## [SET TASK]
Without the pictures, repeat the listing character for character.

##########

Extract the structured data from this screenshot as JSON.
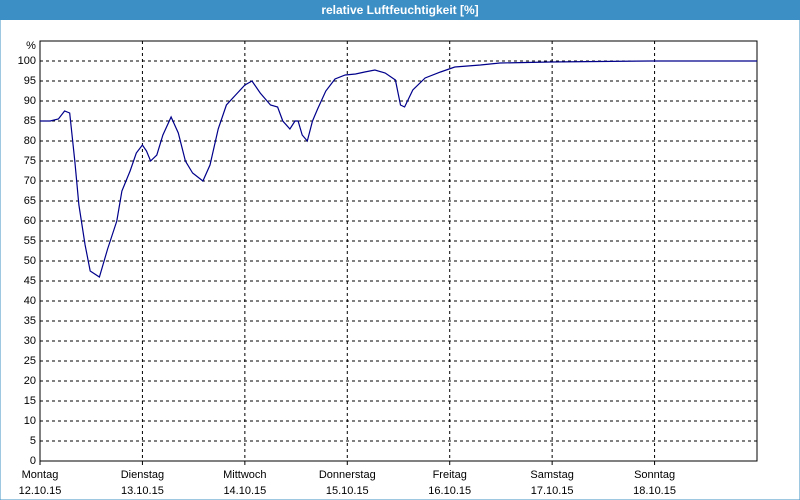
{
  "chart_data": {
    "type": "line",
    "title": "relative Luftfeuchtigkeit [%]",
    "y_label": "%",
    "x": [
      0,
      0.1,
      0.18,
      0.24,
      0.29,
      0.34,
      0.38,
      0.44,
      0.49,
      0.58,
      0.66,
      0.75,
      0.8,
      0.88,
      0.94,
      1.0,
      1.04,
      1.08,
      1.14,
      1.2,
      1.28,
      1.35,
      1.42,
      1.49,
      1.59,
      1.66,
      1.74,
      1.82,
      1.91,
      2.0,
      2.07,
      2.15,
      2.25,
      2.32,
      2.37,
      2.44,
      2.49,
      2.52,
      2.56,
      2.61,
      2.66,
      2.71,
      2.79,
      2.88,
      2.98,
      3.08,
      3.17,
      3.27,
      3.37,
      3.47,
      3.52,
      3.56,
      3.64,
      3.76,
      3.91,
      4.05,
      4.3,
      4.49,
      4.98,
      5.96,
      7.0
    ],
    "series": [
      {
        "color": "#00008b",
        "values": [
          85,
          85,
          85.5,
          87.5,
          87,
          75,
          64,
          54,
          47.5,
          46,
          53,
          60,
          67.5,
          72.5,
          77,
          79,
          77.5,
          75,
          76.5,
          81.5,
          86,
          82,
          75,
          72,
          70,
          74,
          83,
          89,
          91.5,
          94,
          95,
          92,
          89,
          88.5,
          85,
          83,
          85,
          85,
          81.5,
          80,
          85,
          88,
          92.5,
          95.5,
          96.5,
          96.75,
          97.25,
          97.75,
          97,
          95.25,
          89,
          88.5,
          92.75,
          95.75,
          97.25,
          98.5,
          99,
          99.5,
          99.75,
          100,
          100
        ]
      }
    ],
    "xlim": [
      0,
      7
    ],
    "xticks": [
      {
        "value": 0,
        "label": "Montag"
      },
      {
        "value": 1,
        "label": "Dienstag"
      },
      {
        "value": 2,
        "label": "Mittwoch"
      },
      {
        "value": 3,
        "label": "Donnerstag"
      },
      {
        "value": 4,
        "label": "Freitag"
      },
      {
        "value": 5,
        "label": "Samstag"
      },
      {
        "value": 6,
        "label": "Sonntag"
      }
    ],
    "xtick_dates": [
      "12.10.15",
      "13.10.15",
      "14.10.15",
      "15.10.15",
      "16.10.15",
      "17.10.15",
      "18.10.15"
    ],
    "ylim": [
      0,
      105
    ],
    "yticks": [
      0,
      5,
      10,
      15,
      20,
      25,
      30,
      35,
      40,
      45,
      50,
      55,
      60,
      65,
      70,
      75,
      80,
      85,
      90,
      95,
      100
    ],
    "grid": true
  }
}
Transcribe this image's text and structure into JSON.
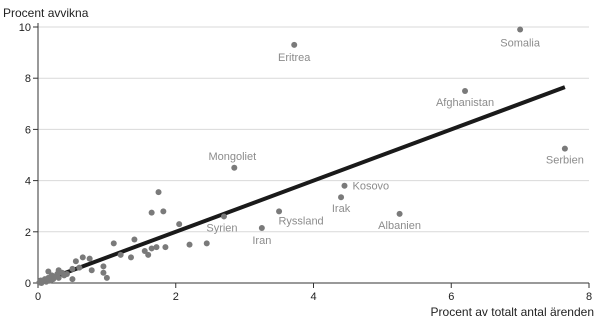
{
  "chart_data": {
    "type": "scatter",
    "title": "",
    "xlabel": "Procent av totalt antal ärenden",
    "ylabel": "Procent avvikna",
    "xlim": [
      0,
      8
    ],
    "ylim": [
      0,
      10
    ],
    "xticks": [
      "0",
      "2",
      "4",
      "6",
      "8"
    ],
    "yticks": [
      "0",
      "2",
      "4",
      "6",
      "8",
      "10"
    ],
    "grid": "horizontal",
    "colors": {
      "point": "#7a7a7a",
      "trend": "#1a1a1a",
      "grid": "#d9d9d9",
      "axis": "#333333",
      "label": "#8c8c8c"
    },
    "trend_line": {
      "x": [
        0,
        7.65
      ],
      "y": [
        0,
        7.65
      ]
    },
    "labeled_points": [
      {
        "label": "Somalia",
        "x": 7.0,
        "y": 9.9
      },
      {
        "label": "Eritrea",
        "x": 3.72,
        "y": 9.3
      },
      {
        "label": "Afghanistan",
        "x": 6.2,
        "y": 7.5
      },
      {
        "label": "Serbien",
        "x": 7.65,
        "y": 5.25
      },
      {
        "label": "Mongoliet",
        "x": 2.85,
        "y": 4.5
      },
      {
        "label": "Kosovo",
        "x": 4.45,
        "y": 3.8
      },
      {
        "label": "Irak",
        "x": 4.4,
        "y": 3.35
      },
      {
        "label": "Ryssland",
        "x": 3.5,
        "y": 2.8
      },
      {
        "label": "Albanien",
        "x": 5.25,
        "y": 2.7
      },
      {
        "label": "Syrien",
        "x": 2.7,
        "y": 2.6
      },
      {
        "label": "Iran",
        "x": 3.25,
        "y": 2.15
      }
    ],
    "unlabeled_points": [
      {
        "x": 1.75,
        "y": 3.55
      },
      {
        "x": 1.65,
        "y": 2.75
      },
      {
        "x": 1.82,
        "y": 2.8
      },
      {
        "x": 2.05,
        "y": 2.3
      },
      {
        "x": 2.2,
        "y": 1.5
      },
      {
        "x": 2.45,
        "y": 1.55
      },
      {
        "x": 1.4,
        "y": 1.7
      },
      {
        "x": 1.55,
        "y": 1.25
      },
      {
        "x": 1.6,
        "y": 1.1
      },
      {
        "x": 1.65,
        "y": 1.35
      },
      {
        "x": 1.72,
        "y": 1.4
      },
      {
        "x": 1.85,
        "y": 1.4
      },
      {
        "x": 1.35,
        "y": 1.0
      },
      {
        "x": 1.1,
        "y": 1.55
      },
      {
        "x": 1.2,
        "y": 1.1
      },
      {
        "x": 0.95,
        "y": 0.65
      },
      {
        "x": 0.95,
        "y": 0.4
      },
      {
        "x": 1.0,
        "y": 0.2
      },
      {
        "x": 0.75,
        "y": 0.95
      },
      {
        "x": 0.78,
        "y": 0.5
      },
      {
        "x": 0.65,
        "y": 1.0
      },
      {
        "x": 0.6,
        "y": 0.6
      },
      {
        "x": 0.55,
        "y": 0.85
      },
      {
        "x": 0.5,
        "y": 0.55
      },
      {
        "x": 0.5,
        "y": 0.15
      },
      {
        "x": 0.42,
        "y": 0.35
      },
      {
        "x": 0.38,
        "y": 0.3
      },
      {
        "x": 0.35,
        "y": 0.4
      },
      {
        "x": 0.3,
        "y": 0.2
      },
      {
        "x": 0.28,
        "y": 0.35
      },
      {
        "x": 0.25,
        "y": 0.25
      },
      {
        "x": 0.22,
        "y": 0.15
      },
      {
        "x": 0.2,
        "y": 0.3
      },
      {
        "x": 0.18,
        "y": 0.1
      },
      {
        "x": 0.15,
        "y": 0.2
      },
      {
        "x": 0.12,
        "y": 0.05
      },
      {
        "x": 0.1,
        "y": 0.15
      },
      {
        "x": 0.08,
        "y": 0.1
      },
      {
        "x": 0.06,
        "y": 0.05
      },
      {
        "x": 0.04,
        "y": 0.1
      },
      {
        "x": 0.02,
        "y": 0.02
      },
      {
        "x": 0.15,
        "y": 0.45
      },
      {
        "x": 0.3,
        "y": 0.5
      },
      {
        "x": 0.05,
        "y": 0.0
      }
    ]
  }
}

##########

## [SOLVED EXERCISE]
Extract the structured data from this screenshot as JSON.
{
  "chart_data": {
    "type": "line",
    "title": "relative Luftfeuchtigkeit [%]",
    "y_label": "%",
    "x": [
      0,
      0.1,
      0.18,
      0.24,
      0.29,
      0.34,
      0.38,
      0.44,
      0.49,
      0.58,
      0.66,
      0.75,
      0.8,
      0.88,
      0.94,
      1.0,
      1.04,
      1.08,
      1.14,
      1.2,
      1.28,
      1.35,
      1.42,
      1.49,
      1.59,
      1.66,
      1.74,
      1.82,
      1.91,
      2.0,
      2.07,
      2.15,
      2.25,
      2.32,
      2.37,
      2.44,
      2.49,
      2.52,
      2.56,
      2.61,
      2.66,
      2.71,
      2.79,
      2.88,
      2.98,
      3.08,
      3.17,
      3.27,
      3.37,
      3.47,
      3.52,
      3.56,
      3.64,
      3.76,
      3.91,
      4.05,
      4.3,
      4.49,
      4.98,
      5.96,
      7.0
    ],
    "series": [
      {
        "color": "#00008b",
        "values": [
          85,
          85,
          85.5,
          87.5,
          87,
          75,
          64,
          54,
          47.5,
          46,
          53,
          60,
          67.5,
          72.5,
          77,
          79,
          77.5,
          75,
          76.5,
          81.5,
          86,
          82,
          75,
          72,
          70,
          74,
          83,
          89,
          91.5,
          94,
          95,
          92,
          89,
          88.5,
          85,
          83,
          85,
          85,
          81.5,
          80,
          85,
          88,
          92.5,
          95.5,
          96.5,
          96.75,
          97.25,
          97.75,
          97,
          95.25,
          89,
          88.5,
          92.75,
          95.75,
          97.25,
          98.5,
          99,
          99.5,
          99.75,
          100,
          100
        ]
      }
    ],
    "xlim": [
      0,
      7
    ],
    "xticks": [
      {
        "value": 0,
        "label": "Montag"
      },
      {
        "value": 1,
        "label": "Dienstag"
      },
      {
        "value": 2,
        "label": "Mittwoch"
      },
      {
        "value": 3,
        "label": "Donnerstag"
      },
      {
        "value": 4,
        "label": "Freitag"
      },
      {
        "value": 5,
        "label": "Samstag"
      },
      {
        "value": 6,
        "label": "Sonntag"
      }
    ],
    "xtick_dates": [
      "12.10.15",
      "13.10.15",
      "14.10.15",
      "15.10.15",
      "16.10.15",
      "17.10.15",
      "18.10.15"
    ],
    "ylim": [
      0,
      105
    ],
    "yticks": [
      0,
      5,
      10,
      15,
      20,
      25,
      30,
      35,
      40,
      45,
      50,
      55,
      60,
      65,
      70,
      75,
      80,
      85,
      90,
      95,
      100
    ],
    "grid": true
  }
}
Transcribe this image's text and structure into JSON.
{
  "chart_data": {
    "type": "scatter",
    "title": "",
    "xlabel": "Procent av totalt antal ärenden",
    "ylabel": "Procent avvikna",
    "xlim": [
      0,
      8
    ],
    "ylim": [
      0,
      10
    ],
    "xticks": [
      "0",
      "2",
      "4",
      "6",
      "8"
    ],
    "yticks": [
      "0",
      "2",
      "4",
      "6",
      "8",
      "10"
    ],
    "grid": "horizontal",
    "colors": {
      "point": "#7a7a7a",
      "trend": "#1a1a1a",
      "grid": "#d9d9d9",
      "axis": "#333333",
      "label": "#8c8c8c"
    },
    "trend_line": {
      "x": [
        0,
        7.65
      ],
      "y": [
        0,
        7.65
      ]
    },
    "labeled_points": [
      {
        "label": "Somalia",
        "x": 7.0,
        "y": 9.9
      },
      {
        "label": "Eritrea",
        "x": 3.72,
        "y": 9.3
      },
      {
        "label": "Afghanistan",
        "x": 6.2,
        "y": 7.5
      },
      {
        "label": "Serbien",
        "x": 7.65,
        "y": 5.25
      },
      {
        "label": "Mongoliet",
        "x": 2.85,
        "y": 4.5
      },
      {
        "label": "Kosovo",
        "x": 4.45,
        "y": 3.8
      },
      {
        "label": "Irak",
        "x": 4.4,
        "y": 3.35
      },
      {
        "label": "Ryssland",
        "x": 3.5,
        "y": 2.8
      },
      {
        "label": "Albanien",
        "x": 5.25,
        "y": 2.7
      },
      {
        "label": "Syrien",
        "x": 2.7,
        "y": 2.6
      },
      {
        "label": "Iran",
        "x": 3.25,
        "y": 2.15
      }
    ],
    "unlabeled_points": [
      {
        "x": 1.75,
        "y": 3.55
      },
      {
        "x": 1.65,
        "y": 2.75
      },
      {
        "x": 1.82,
        "y": 2.8
      },
      {
        "x": 2.05,
        "y": 2.3
      },
      {
        "x": 2.2,
        "y": 1.5
      },
      {
        "x": 2.45,
        "y": 1.55
      },
      {
        "x": 1.4,
        "y": 1.7
      },
      {
        "x": 1.55,
        "y": 1.25
      },
      {
        "x": 1.6,
        "y": 1.1
      },
      {
        "x": 1.65,
        "y": 1.35
      },
      {
        "x": 1.72,
        "y": 1.4
      },
      {
        "x": 1.85,
        "y": 1.4
      },
      {
        "x": 1.35,
        "y": 1.0
      },
      {
        "x": 1.1,
        "y": 1.55
      },
      {
        "x": 1.2,
        "y": 1.1
      },
      {
        "x": 0.95,
        "y": 0.65
      },
      {
        "x": 0.95,
        "y": 0.4
      },
      {
        "x": 1.0,
        "y": 0.2
      },
      {
        "x": 0.75,
        "y": 0.95
      },
      {
        "x": 0.78,
        "y": 0.5
      },
      {
        "x": 0.65,
        "y": 1.0
      },
      {
        "x": 0.6,
        "y": 0.6
      },
      {
        "x": 0.55,
        "y": 0.85
      },
      {
        "x": 0.5,
        "y": 0.55
      },
      {
        "x": 0.5,
        "y": 0.15
      },
      {
        "x": 0.42,
        "y": 0.35
      },
      {
        "x": 0.38,
        "y": 0.3
      },
      {
        "x": 0.35,
        "y": 0.4
      },
      {
        "x": 0.3,
        "y": 0.2
      },
      {
        "x": 0.28,
        "y": 0.35
      },
      {
        "x": 0.25,
        "y": 0.25
      },
      {
        "x": 0.22,
        "y": 0.15
      },
      {
        "x": 0.2,
        "y": 0.3
      },
      {
        "x": 0.18,
        "y": 0.1
      },
      {
        "x": 0.15,
        "y": 0.2
      },
      {
        "x": 0.12,
        "y": 0.05
      },
      {
        "x": 0.1,
        "y": 0.15
      },
      {
        "x": 0.08,
        "y": 0.1
      },
      {
        "x": 0.06,
        "y": 0.05
      },
      {
        "x": 0.04,
        "y": 0.1
      },
      {
        "x": 0.02,
        "y": 0.02
      },
      {
        "x": 0.15,
        "y": 0.45
      },
      {
        "x": 0.3,
        "y": 0.5
      },
      {
        "x": 0.05,
        "y": 0.0
      }
    ]
  }
}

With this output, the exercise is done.